[Stored entries]

++++++

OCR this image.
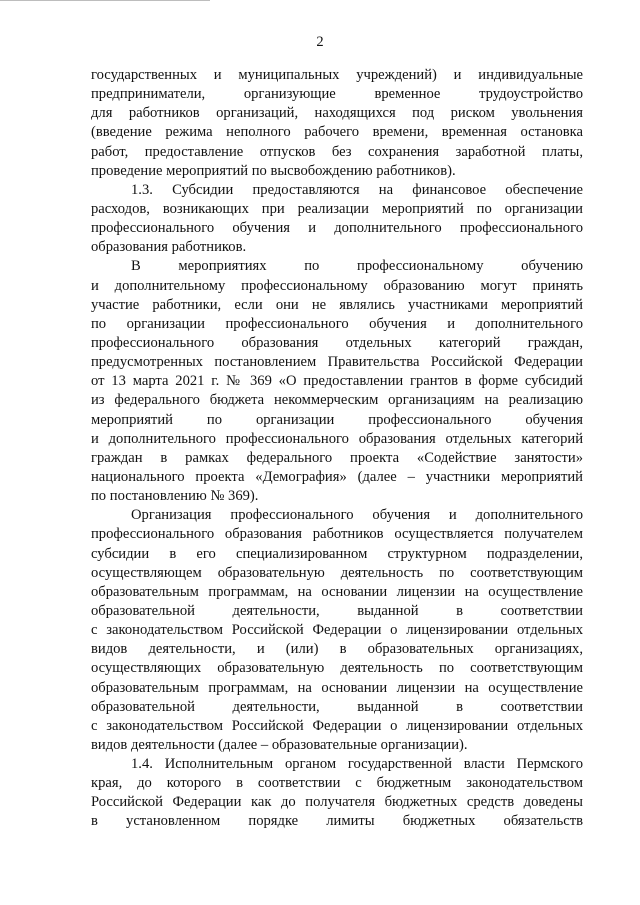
2
государственных и муниципальных учреждений) и индивидуальные
предприниматели, организующие временное трудоустройство
для работников организаций, находящихся под риском увольнения
(введение режима неполного рабочего времени, временная остановка
работ, предоставление отпусков без сохранения заработной платы,
проведение мероприятий по высвобождению работников).
1.3. Субсидии предоставляются на финансовое обеспечение
расходов, возникающих при реализации мероприятий по организации
профессионального обучения и дополнительного профессионального
образования работников.
В мероприятиях по профессиональному обучению
и дополнительному профессиональному образованию могут принять
участие работники, если они не являлись участниками мероприятий
по организации профессионального обучения и дополнительного
профессионального образования отдельных категорий граждан,
предусмотренных постановлением Правительства Российской Федерации
от 13 марта 2021 г. № 369 «О предоставлении грантов в форме субсидий
из федерального бюджета некоммерческим организациям на реализацию
мероприятий по организации профессионального обучения
и дополнительного профессионального образования отдельных категорий
граждан в рамках федерального проекта «Содействие занятости»
национального проекта «Демография» (далее – участники мероприятий
по постановлению № 369).
Организация профессионального обучения и дополнительного
профессионального образования работников осуществляется получателем
субсидии в его специализированном структурном подразделении,
осуществляющем образовательную деятельность по соответствующим
образовательным программам, на основании лицензии на осуществление
образовательной деятельности, выданной в соответствии
с законодательством Российской Федерации о лицензировании отдельных
видов деятельности, и (или) в образовательных организациях,
осуществляющих образовательную деятельность по соответствующим
образовательным программам, на основании лицензии на осуществление
образовательной деятельности, выданной в соответствии
с законодательством Российской Федерации о лицензировании отдельных
видов деятельности (далее – образовательные организации).
1.4. Исполнительным органом государственной власти Пермского
края, до которого в соответствии с бюджетным законодательством
Российской Федерации как до получателя бюджетных средств доведены
в установленном порядке лимиты бюджетных обязательств
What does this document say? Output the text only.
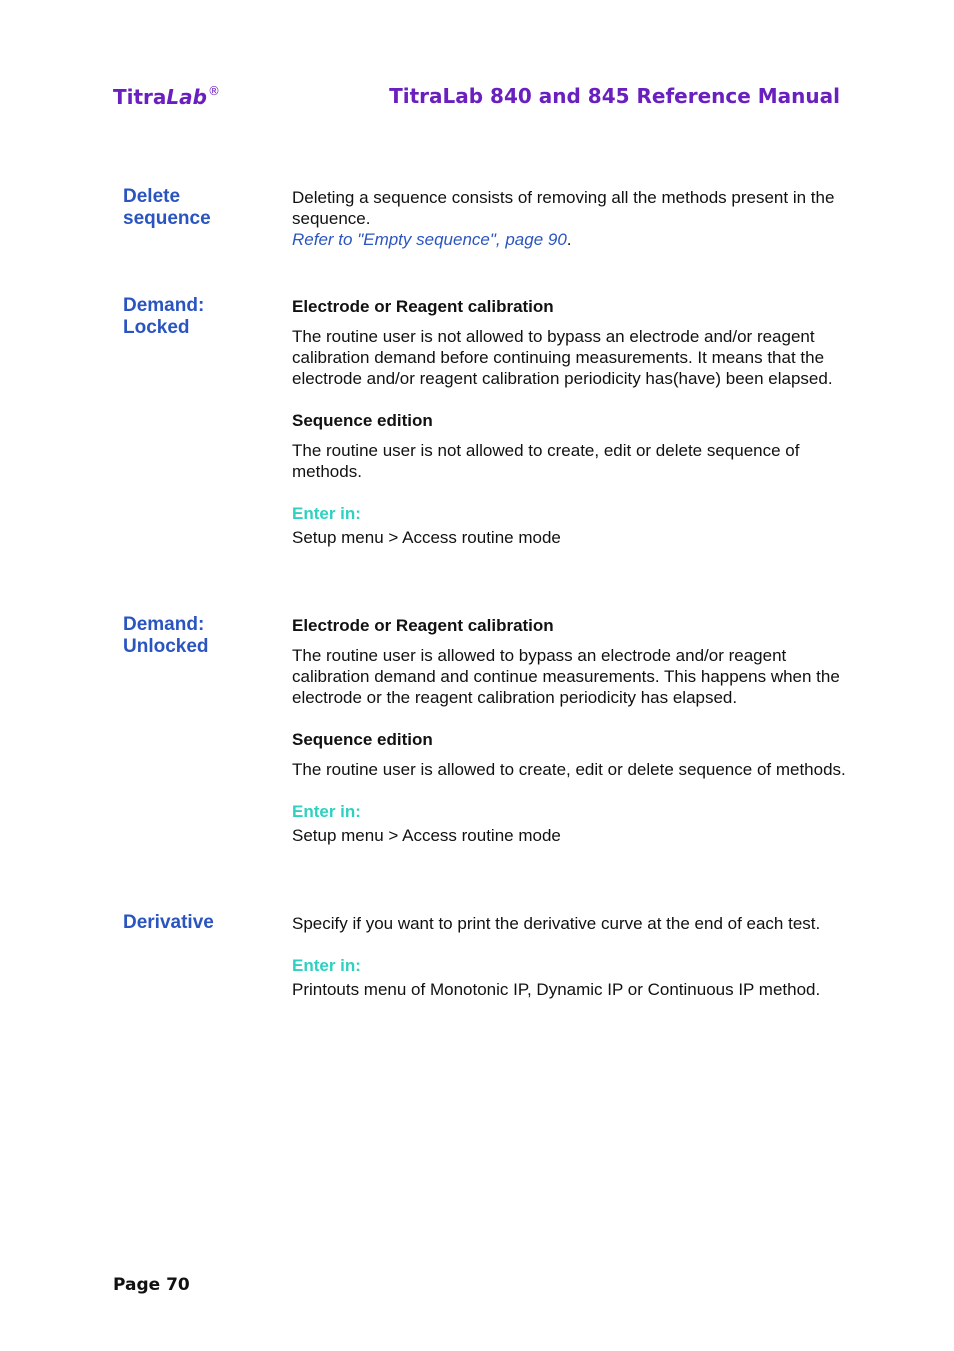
TitraLab®	TitraLab 840 and 845 Reference Manual
Delete
sequence

Deleting a sequence consists of removing all the methods present in the sequence.

Refer to "Empty sequence", page 90.

Demand:
Locked

Electrode or Reagent calibration

The routine user is not allowed to bypass an electrode and/or reagent calibration demand before continuing measurements. It means that the electrode and/or reagent calibration periodicity has(have) been elapsed.

Sequence edition

The routine user is not allowed to create, edit or delete sequence of methods.

Enter in:

Setup menu > Access routine mode

Demand:
Unlocked

Electrode or Reagent calibration

The routine user is allowed to bypass an electrode and/or reagent calibration demand and continue measurements. This happens when the electrode or the reagent calibration periodicity has elapsed.

Sequence edition

The routine user is allowed to create, edit or delete sequence of methods.

Enter in:

Setup menu > Access routine mode

Derivative	Specify if you want to print the derivative curve at the end of each test.

Enter in:

Printouts menu of Monotonic IP, Dynamic IP or Continuous IP method.

Page 70
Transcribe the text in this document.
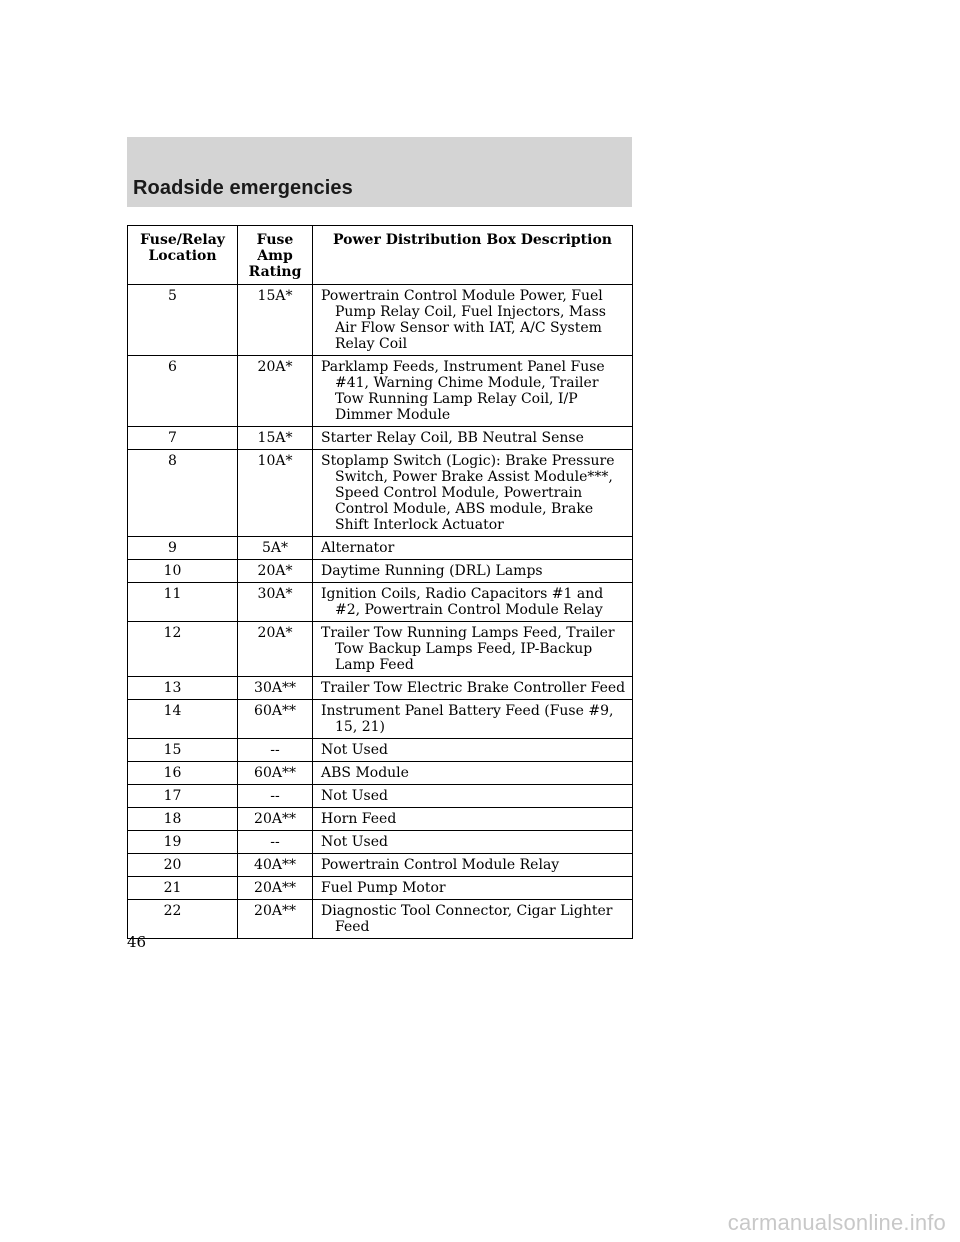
Roadside emergencies
Fuse/Relay Location	Fuse Amp Rating	Power Distribution Box Description
5	15A*	Powertrain Control Module Power, Fuel Pump Relay Coil, Fuel Injectors, Mass Air Flow Sensor with IAT, A/C System Relay Coil
6	20A*	Parklamp Feeds, Instrument Panel Fuse #41, Warning Chime Module, Trailer Tow Running Lamp Relay Coil, I/P Dimmer Module
7	15A*	Starter Relay Coil, BB Neutral Sense
8	10A*	Stoplamp Switch (Logic): Brake Pressure Switch, Power Brake Assist Module***, Speed Control Module, Powertrain Control Module, ABS module, Brake Shift Interlock Actuator
9	5A*	Alternator
10	20A*	Daytime Running (DRL) Lamps
11	30A*	Ignition Coils, Radio Capacitors #1 and #2, Powertrain Control Module Relay
12	20A*	Trailer Tow Running Lamps Feed, Trailer Tow Backup Lamps Feed, IP-Backup Lamp Feed
13	30A**	Trailer Tow Electric Brake Controller Feed
14	60A**	Instrument Panel Battery Feed (Fuse #9, 15, 21)
15	--	Not Used
16	60A**	ABS Module
17	--	Not Used
18	20A**	Horn Feed
19	--	Not Used
20	40A**	Powertrain Control Module Relay
21	20A**	Fuel Pump Motor
22	20A**	Diagnostic Tool Connector, Cigar Lighter Feed
46
carmanualsonline.info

++++++

» **GIVEN TASK**
Give the number of lines in the records above that contain the word "Relay". Reply with that number alone.

» **THE RESPONSE**
6